──────── RECORDS FOR THIS TASK ────────

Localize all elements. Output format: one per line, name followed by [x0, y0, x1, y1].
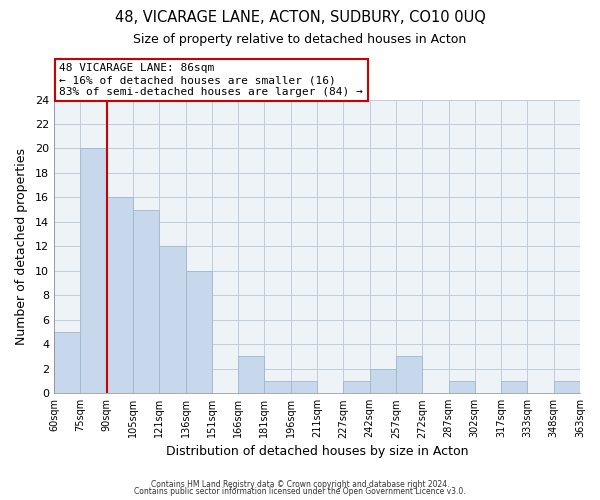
Bar: [291, 381, 317, 393]
Y-axis label: Number of detached properties: Number of detached properties: [15, 148, 28, 345]
Bar: [80, 148, 107, 393]
Text: 48, VICARAGE LANE, ACTON, SUDBURY, CO10 0UQ: 48, VICARAGE LANE, ACTON, SUDBURY, CO10 …: [115, 10, 485, 25]
Text: Contains HM Land Registry data © Crown copyright and database right 2024.: Contains HM Land Registry data © Crown c…: [151, 480, 449, 489]
Bar: [54, 332, 80, 393]
Bar: [449, 381, 475, 393]
Bar: [501, 381, 527, 393]
Bar: [133, 210, 159, 393]
X-axis label: Distribution of detached houses by size in Acton: Distribution of detached houses by size …: [166, 444, 468, 458]
Bar: [554, 381, 580, 393]
Bar: [396, 356, 422, 393]
Text: Contains public sector information licensed under the Open Government Licence v3: Contains public sector information licen…: [134, 488, 466, 496]
Bar: [107, 198, 133, 393]
Bar: [159, 246, 185, 393]
Bar: [238, 356, 265, 393]
Bar: [265, 381, 291, 393]
Bar: [343, 381, 370, 393]
Text: 48 VICARAGE LANE: 86sqm
← 16% of detached houses are smaller (16)
83% of semi-de: 48 VICARAGE LANE: 86sqm ← 16% of detache…: [59, 64, 363, 96]
Text: Size of property relative to detached houses in Acton: Size of property relative to detached ho…: [133, 32, 467, 46]
Bar: [370, 368, 396, 393]
Bar: [185, 271, 212, 393]
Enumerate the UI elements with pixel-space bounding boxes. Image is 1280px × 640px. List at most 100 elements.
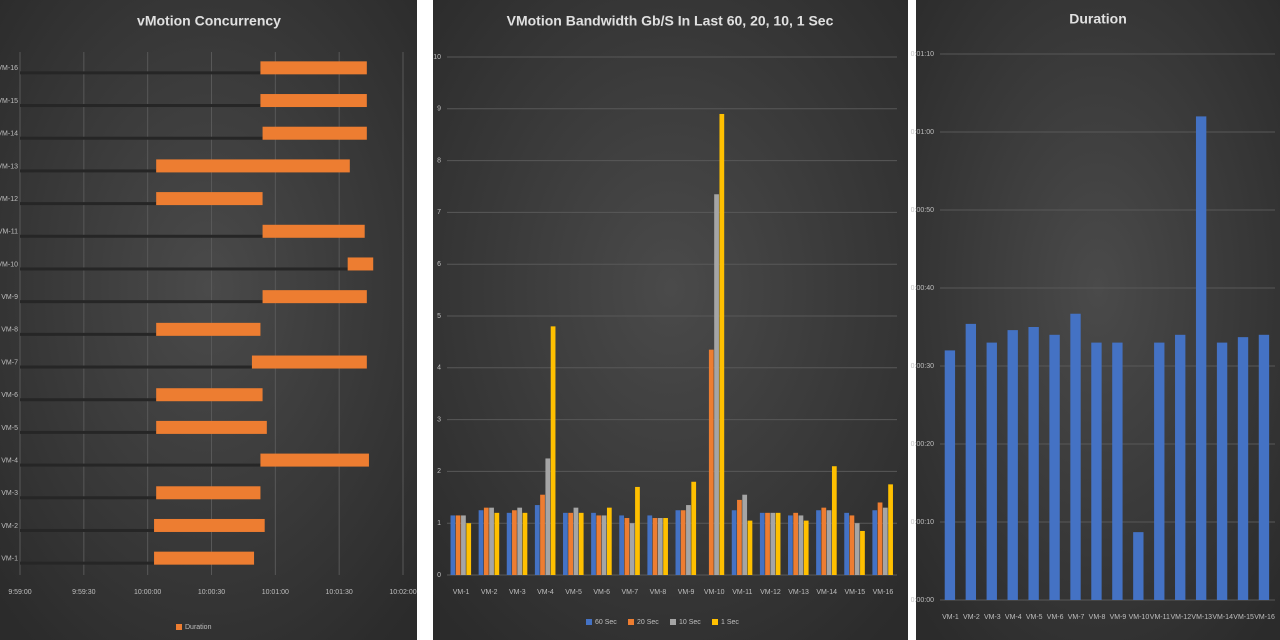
- x-tick-label: VM-3: [509, 589, 526, 596]
- x-tick-label: VM-3: [984, 614, 1001, 621]
- bar: [708, 349, 714, 575]
- y-tick-label: 0:00:00: [911, 597, 934, 604]
- bar: [737, 499, 742, 575]
- bar: [450, 515, 456, 575]
- x-tick-label: 10:00:00: [134, 589, 161, 596]
- x-tick-label: VM-14: [816, 589, 837, 596]
- bar: [888, 484, 893, 575]
- legend-swatch: [628, 619, 634, 625]
- y-tick-label: VM-14: [0, 131, 18, 138]
- bar: [775, 512, 781, 575]
- x-tick-label: VM-5: [1026, 614, 1043, 621]
- bar: [849, 515, 855, 575]
- bar: [1007, 330, 1018, 600]
- bar: [798, 515, 804, 575]
- bar: [545, 458, 551, 575]
- x-tick-label: VM-1: [453, 589, 470, 596]
- bar: [831, 466, 837, 575]
- x-tick-label: 10:01:30: [326, 589, 353, 596]
- bar: [563, 512, 568, 575]
- legend-swatch: [176, 624, 182, 630]
- y-tick-label: VM-9: [1, 294, 18, 301]
- start-bar: [20, 332, 157, 336]
- start-bar: [20, 300, 263, 304]
- x-tick-label: VM-15: [1233, 614, 1254, 621]
- bar: [1175, 334, 1186, 600]
- start-bar: [20, 561, 155, 565]
- bar: [816, 510, 821, 575]
- y-tick-label: 8: [437, 157, 441, 164]
- bar: [156, 192, 263, 206]
- x-tick-label: VM-2: [481, 589, 498, 596]
- x-tick-label: VM-9: [678, 589, 695, 596]
- y-tick-label: VM-6: [1, 392, 18, 399]
- x-tick-label: 10:02:00: [389, 589, 416, 596]
- bar: [154, 518, 265, 532]
- bar: [944, 350, 956, 600]
- bar: [788, 515, 793, 575]
- start-bar: [20, 136, 263, 140]
- y-tick-label: 7: [437, 209, 441, 216]
- start-bar: [20, 267, 348, 271]
- y-tick-label: 0:01:00: [911, 129, 934, 136]
- y-tick-label: 0: [437, 572, 441, 579]
- bar: [1133, 532, 1144, 600]
- bar: [854, 523, 860, 575]
- bar: [965, 323, 977, 600]
- bar: [156, 388, 263, 402]
- bar: [1195, 116, 1207, 601]
- x-tick-label: VM-10: [704, 589, 725, 596]
- bar: [606, 507, 612, 575]
- bar: [506, 512, 512, 575]
- bar: [156, 322, 261, 336]
- y-tick-label: VM-12: [0, 196, 18, 203]
- y-tick-label: 6: [437, 261, 441, 268]
- panel: [433, 0, 908, 640]
- bar: [251, 355, 367, 369]
- x-tick-label: VM-13: [788, 589, 809, 596]
- x-tick-label: VM-6: [1047, 614, 1064, 621]
- y-tick-label: VM-8: [1, 327, 18, 334]
- bar: [635, 486, 640, 575]
- bar: [1154, 342, 1165, 600]
- bar: [260, 94, 367, 108]
- bar: [770, 512, 776, 575]
- x-tick-label: 9:59:00: [8, 589, 31, 596]
- chart-title: vMotion Concurrency: [137, 13, 281, 29]
- x-tick-label: VM-6: [593, 589, 610, 596]
- bar: [601, 515, 607, 575]
- bar: [629, 523, 635, 575]
- bar: [578, 512, 584, 575]
- bar: [821, 507, 827, 575]
- bar: [540, 494, 545, 575]
- legend-swatch: [586, 619, 592, 625]
- bar: [489, 507, 494, 575]
- x-tick-label: VM-14: [1212, 614, 1233, 621]
- bar: [466, 523, 472, 575]
- bar: [550, 326, 556, 575]
- bar: [686, 505, 691, 575]
- bar: [260, 453, 369, 467]
- y-tick-label: 0:01:10: [911, 51, 934, 58]
- bar: [262, 126, 367, 140]
- legend-swatch: [670, 619, 676, 625]
- legend-label: 1 Sec: [721, 619, 739, 626]
- bar: [156, 420, 267, 434]
- chart-title: Duration: [1069, 11, 1127, 27]
- bar: [347, 257, 374, 271]
- start-bar: [20, 430, 157, 434]
- x-tick-label: VM-15: [845, 589, 866, 596]
- y-tick-label: 9: [437, 106, 441, 113]
- start-bar: [20, 104, 261, 108]
- bar: [882, 507, 888, 575]
- y-tick-label: VM-2: [1, 523, 18, 530]
- x-tick-label: VM-9: [1110, 614, 1127, 621]
- y-tick-label: VM-10: [0, 261, 18, 268]
- bar: [872, 510, 878, 575]
- start-bar: [20, 202, 157, 206]
- x-tick-label: VM-8: [650, 589, 667, 596]
- bar: [742, 494, 748, 575]
- x-tick-label: VM-12: [760, 589, 781, 596]
- bar: [1070, 313, 1081, 600]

────────

THE EXERCISE | Please put every line of the items above into a Markdown table with two columns, Row and Item Line, where Row numbers each line in order. Skip blank lines and leave the pictures out.

CORRECT RESULT |
| Row | Item Line |
|---|---|
| 1 | Localize all elements. Output format: one per line, name followed by [x0, y0, x1, y1]. |
| 2 | Bar: [291, 381, 317, 393] |
| 3 | Y-axis label: Number of detached properties: Number of detached properties: [15, 148, 28, 345] |
| 4 | Bar: [80, 148, 107, 393] |
| 5 | Text: 48, VICARAGE LANE, ACTON, SUDBURY, CO10 0UQ: 48, VICARAGE LANE, ACTON, SUDBURY, CO10 …: [115, 10, 485, 25] |
| 6 | Text: Contains HM Land Registry data © Crown copyright and database right 2024.: Contains HM Land Registry data © Crown c…: [151, 480, 449, 489] |
| 7 | Bar: [54, 332, 80, 393] |
| 8 | Bar: [449, 381, 475, 393] |
| 9 | Bar: [501, 381, 527, 393] |
| 10 | Bar: [133, 210, 159, 393] |
| 11 | X-axis label: Distribution of detached houses by size in Acton: Distribution of detached houses by size …: [166, 444, 468, 458] |
| 12 | Bar: [554, 381, 580, 393] |
| 13 | Bar: [396, 356, 422, 393] |
| 14 | Text: Contains public sector information licensed under the Open Government Licence v3: Contains public sector information licen…: [134, 488, 466, 496] |
| 15 | Bar: [107, 198, 133, 393] |
| 16 | Bar: [159, 246, 185, 393] |
| 17 | Bar: [238, 356, 265, 393] |
| 18 | Bar: [265, 381, 291, 393] |
| 19 | Bar: [343, 381, 370, 393] |
| 20 | Text: 48 VICARAGE LANE: 86sqm |
| 21 | ← 16% of detached houses are smaller (16) |
| 22 | 83% of semi-de: 48 VICARAGE LANE: 86sqm ← 16% of detache…: [59, 64, 363, 96] |
| 23 | Text: Size of property relative to detached houses in Acton: Size of property relative to detached ho…: [133, 32, 467, 46] |
| 24 | Bar: [370, 368, 396, 393] |
| 25 | Bar: [185, 271, 212, 393] |
| 26 | Enumerate the UI elements with pixel-space bounding boxes. Image is 1280px × 640px. List at most 100 elements. |
| 27 | - x-tick-label: VM-3: [509, 589, 526, 596] |
| 28 | - x-tick-label: VM-3: [984, 614, 1001, 621] |
| 29 | - bar: [708, 349, 714, 575] |
| 30 | - y-tick-label: 0:00:00: [911, 597, 934, 604] |
| 31 | - bar: [737, 499, 742, 575] |
| 32 | - bar: [450, 515, 456, 575] |
| 33 | - x-tick-label: 10:00:00: [134, 589, 161, 596] |
| 34 | - x-tick-label: VM-14: [816, 589, 837, 596] |
| 35 | - bar: [888, 484, 893, 575] |
| 36 | - legend-swatch: [628, 619, 634, 625] |
| 37 | - y-tick-label: VM-14: [0, 131, 18, 138] |
| 38 | - bar: [775, 512, 781, 575] |
| 39 | - x-tick-label: VM-5: [1026, 614, 1043, 621] |
| 40 | - bar: [849, 515, 855, 575] |
| 41 | - bar: [1007, 330, 1018, 600] |
| 42 | - bar: [798, 515, 804, 575] |
| 43 | - bar: [545, 458, 551, 575] |
| 44 | - x-tick-label: VM-1: [453, 589, 470, 596] |
| 45 | - bar: [831, 466, 837, 575] |
| 46 | - x-tick-label: 10:01:30: [326, 589, 353, 596] |
| 47 | - bar: [563, 512, 568, 575] |
| 48 | - legend-swatch: [176, 624, 182, 630] |
| 49 | - y-tick-label: VM-9: [1, 294, 18, 301] |
| 50 | - start-bar: [20, 332, 157, 336] |
| 51 | - start-bar: [20, 300, 263, 304] |
| 52 | - x-tick-label: VM-15: [1233, 614, 1254, 621] |
| 53 | - bar: [1175, 334, 1186, 600] |
| 54 | - start-bar: [20, 561, 155, 565] |
| 55 | - bar: [816, 510, 821, 575] |
| 56 | - y-tick-label: 8: [437, 157, 441, 164] |
| 57 | - bar: [156, 192, 263, 206] |
| 58 | - x-tick-label: VM-2: [481, 589, 498, 596] |
| 59 | - x-tick-label: VM-9: [678, 589, 695, 596] |
| 60 | - y-tick-label: VM-6: [1, 392, 18, 399] |
| 61 | - x-tick-label: 10:02:00: [389, 589, 416, 596] |
| 62 | - bar: [154, 518, 265, 532] |
| 63 | - bar: [944, 350, 956, 600] |
| 64 | - bar: [788, 515, 793, 575] |
| 65 | - start-bar: [20, 136, 263, 140] |
| 66 | - y-tick-label: 7: [437, 209, 441, 216] |
| 67 | - start-bar: [20, 267, 348, 271] |
| 68 | - y-tick-label: 0:01:00: [911, 129, 934, 136] |
| 69 | - y-tick-label: 0: [437, 572, 441, 579] |
| 70 | - bar: [1133, 532, 1144, 600] |
| 71 | - bar: [854, 523, 860, 575] |
| 72 | - bar: [965, 323, 977, 600] |
| 73 | - bar: [156, 388, 263, 402] |
| 74 | - bar: [1195, 116, 1207, 601] |
| 75 | - x-tick-label: VM-10: [704, 589, 725, 596] |
| 76 | - bar: [606, 507, 612, 575] |
| 77 | - bar: [506, 512, 512, 575] |
| 78 | - bar: [156, 322, 261, 336] |
| 79 | - y-tick-label: VM-12: [0, 196, 18, 203] |
| 80 | - y-tick-label: 6: [437, 261, 441, 268] |
| 81 | - panel: [433, 0, 908, 640] |
| 82 | - bar: [251, 355, 367, 369] |
| 83 | - x-tick-label: VM-13: [788, 589, 809, 596] |
| 84 | - x-tick-label: VM-6: [1047, 614, 1064, 621] |
| 85 | - y-tick-label: VM-8: [1, 327, 18, 334] |
| 86 | - bar: [635, 486, 640, 575] |
| 87 | - bar: [1154, 342, 1165, 600] |
| 88 | - bar: [260, 94, 367, 108] |
| 89 | - bar: [770, 512, 776, 575] |
| 90 | - x-tick-label: 9:59:00: [8, 589, 31, 596] |
| 91 | - chart-title: vMotion Concurrency: [137, 13, 281, 29] |
| 92 | - x-tick-label: VM-6: [593, 589, 610, 596] |
| 93 | - bar: [601, 515, 607, 575] |
| 94 | - bar: [629, 523, 635, 575] |
| 95 | - bar: [578, 512, 584, 575] |
| 96 | - bar: [821, 507, 827, 575] |
| 97 | - bar: [540, 494, 545, 575] |
| 98 | - legend-swatch: [586, 619, 592, 625] |
| 99 | - bar: [489, 507, 494, 575] |
| 100 | - x-tick-label: VM-14: [1212, 614, 1233, 621] |
| 101 | - bar: [466, 523, 472, 575] |
| 102 | - bar: [550, 326, 556, 575] |
| 103 | - bar: [686, 505, 691, 575] |
| 104 | - bar: [260, 453, 369, 467] |
| 105 | - y-tick-label: 0:01:10: [911, 51, 934, 58] |
| 106 | - bar: [262, 126, 367, 140] |
| 107 | - legend-swatch: [670, 619, 676, 625] |
| 108 | - legend-label: 1 Sec: [721, 619, 739, 626] |
| 109 | - bar: [156, 420, 267, 434] |
| 110 | - chart-title: Duration: [1069, 11, 1127, 27] |
| 111 | - bar: [347, 257, 374, 271] |
| 112 | - start-bar: [20, 430, 157, 434] |
| 113 | - x-tick-label: VM-15: [845, 589, 866, 596] |
| 114 | - y-tick-label: 9: [437, 106, 441, 113] |
| 115 | - start-bar: [20, 104, 261, 108] |
| 116 | - bar: [882, 507, 888, 575] |
| 117 | - y-tick-label: VM-2: [1, 523, 18, 530] |
| 118 | - x-tick-label: VM-9: [1110, 614, 1127, 621] |
| 119 | - y-tick-label: VM-10: [0, 261, 18, 268] |
| 120 | - bar: [872, 510, 878, 575] |
| 121 | - start-bar: [20, 202, 157, 206] |
| 122 | - x-tick-label: VM-8: [650, 589, 667, 596] |
| 123 | - bar: [742, 494, 748, 575] |
| 124 | - x-tick-label: VM-12: [760, 589, 781, 596] |
| 125 | - bar: [1070, 313, 1081, 600] |